# WRITTEN REQUEST:
How many lines of the data hold the word "icon"? State the number and nothing else.

(Stored data)
»»
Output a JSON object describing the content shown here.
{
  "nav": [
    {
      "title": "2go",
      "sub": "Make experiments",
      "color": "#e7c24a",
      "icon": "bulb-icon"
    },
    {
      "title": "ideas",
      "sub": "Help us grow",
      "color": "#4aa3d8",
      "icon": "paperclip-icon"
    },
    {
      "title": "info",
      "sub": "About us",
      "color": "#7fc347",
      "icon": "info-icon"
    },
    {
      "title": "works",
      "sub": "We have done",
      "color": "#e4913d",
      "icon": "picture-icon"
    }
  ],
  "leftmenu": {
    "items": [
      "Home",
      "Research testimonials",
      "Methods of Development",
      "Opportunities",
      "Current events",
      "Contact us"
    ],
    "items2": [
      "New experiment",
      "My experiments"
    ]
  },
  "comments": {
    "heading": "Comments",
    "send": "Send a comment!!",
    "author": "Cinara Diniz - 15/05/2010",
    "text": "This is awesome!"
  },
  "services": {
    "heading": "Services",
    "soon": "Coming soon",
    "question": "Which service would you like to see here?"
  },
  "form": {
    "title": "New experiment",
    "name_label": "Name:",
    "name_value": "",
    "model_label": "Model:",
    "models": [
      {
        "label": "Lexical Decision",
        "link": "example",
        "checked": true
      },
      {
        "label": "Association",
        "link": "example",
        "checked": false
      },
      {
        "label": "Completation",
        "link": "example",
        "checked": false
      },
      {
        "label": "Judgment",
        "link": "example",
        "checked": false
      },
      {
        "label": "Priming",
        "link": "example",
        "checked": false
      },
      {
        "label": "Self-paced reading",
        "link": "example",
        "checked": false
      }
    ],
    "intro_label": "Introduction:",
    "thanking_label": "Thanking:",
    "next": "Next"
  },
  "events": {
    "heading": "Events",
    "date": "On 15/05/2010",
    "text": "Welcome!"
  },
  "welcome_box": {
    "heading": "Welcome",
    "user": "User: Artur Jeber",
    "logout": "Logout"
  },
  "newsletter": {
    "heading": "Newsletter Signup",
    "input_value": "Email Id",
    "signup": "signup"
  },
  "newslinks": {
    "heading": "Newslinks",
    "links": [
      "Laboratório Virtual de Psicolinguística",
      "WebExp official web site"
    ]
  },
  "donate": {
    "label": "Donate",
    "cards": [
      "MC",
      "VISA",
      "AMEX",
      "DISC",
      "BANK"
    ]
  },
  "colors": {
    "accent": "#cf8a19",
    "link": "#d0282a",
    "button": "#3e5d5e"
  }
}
««
# RESPONSE TO THE EXERCISE:
4